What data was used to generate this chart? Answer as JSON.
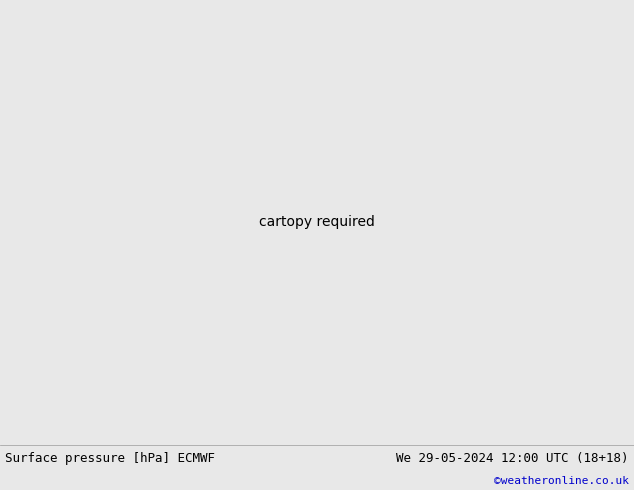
{
  "title_left": "Surface pressure [hPa] ECMWF",
  "title_right": "We 29-05-2024 12:00 UTC (18+18)",
  "copyright": "©weatheronline.co.uk",
  "bg_ocean": "#d8d8d8",
  "bg_land_green": "#b8d8a0",
  "bg_land_gray": "#b0b8b0",
  "footer_bg": "#e8e8e8",
  "footer_text_color": "#000000",
  "copyright_color": "#0000cc",
  "contour_black_color": "#000000",
  "contour_red_color": "#cc0000",
  "contour_blue_color": "#0000cc",
  "label_fontsize": 7,
  "footer_fontsize": 9,
  "figsize": [
    6.34,
    4.9
  ],
  "dpi": 100,
  "map_extent_lon": [
    -25,
    45
  ],
  "map_extent_lat": [
    30,
    72
  ]
}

# What you are asked to do
Output the material word for word, omitting its pictures.

# Full answer
What data was used to generate this chart? Answer as JSON.
{
  "title_left": "Surface pressure [hPa] ECMWF",
  "title_right": "We 29-05-2024 12:00 UTC (18+18)",
  "copyright": "©weatheronline.co.uk",
  "bg_ocean": "#d8d8d8",
  "bg_land_green": "#b8d8a0",
  "bg_land_gray": "#b0b8b0",
  "footer_bg": "#e8e8e8",
  "footer_text_color": "#000000",
  "copyright_color": "#0000cc",
  "contour_black_color": "#000000",
  "contour_red_color": "#cc0000",
  "contour_blue_color": "#0000cc",
  "label_fontsize": 7,
  "footer_fontsize": 9,
  "figsize": [
    6.34,
    4.9
  ],
  "dpi": 100,
  "map_extent_lon": [
    -25,
    45
  ],
  "map_extent_lat": [
    30,
    72
  ]
}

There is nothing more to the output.